- Exercise: Transcribe every entry word for word. Skip the pictures.

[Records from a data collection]
+---+
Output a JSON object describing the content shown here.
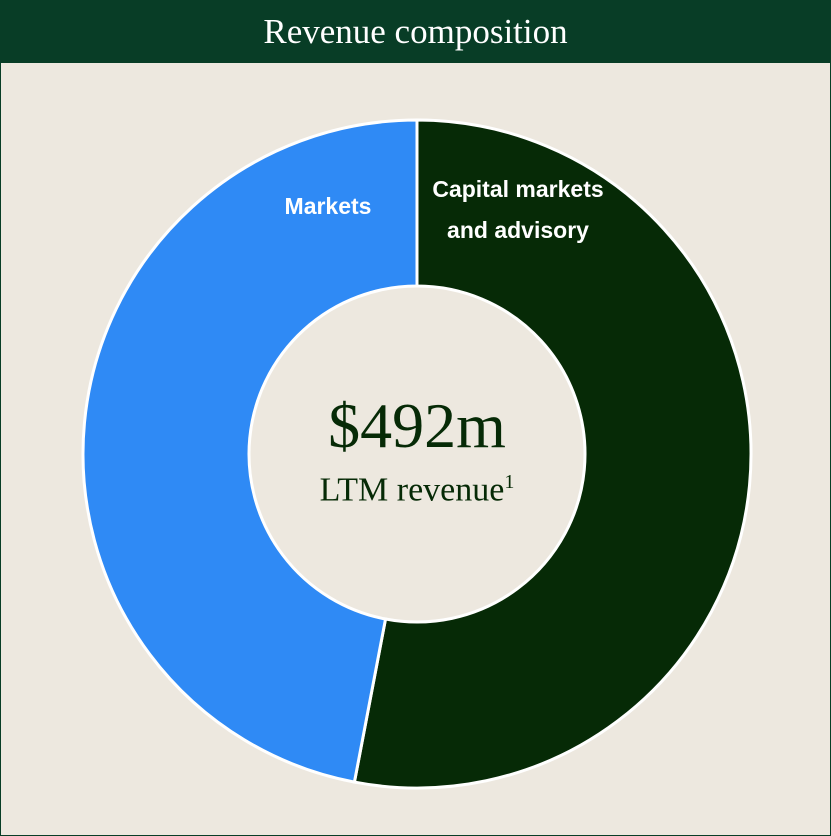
{
  "chart_data": {
    "type": "donut",
    "title": "Revenue composition",
    "categories": [
      "Capital markets and advisory",
      "Markets"
    ],
    "values": [
      53,
      47
    ],
    "colors": [
      "#062a06",
      "#2f8af5"
    ],
    "center_value": "$492m",
    "center_label": "LTM revenue",
    "center_footnote": "1"
  }
}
+---+
- Task answer:
Output a JSON object describing the content shown here.
{
  "chart_data": {
    "type": "donut",
    "title": "Revenue composition",
    "categories": [
      "Capital markets and advisory",
      "Markets"
    ],
    "values": [
      53,
      47
    ],
    "colors": [
      "#062a06",
      "#2f8af5"
    ],
    "center_value": "$492m",
    "center_label": "LTM revenue",
    "center_footnote": "1"
  }
}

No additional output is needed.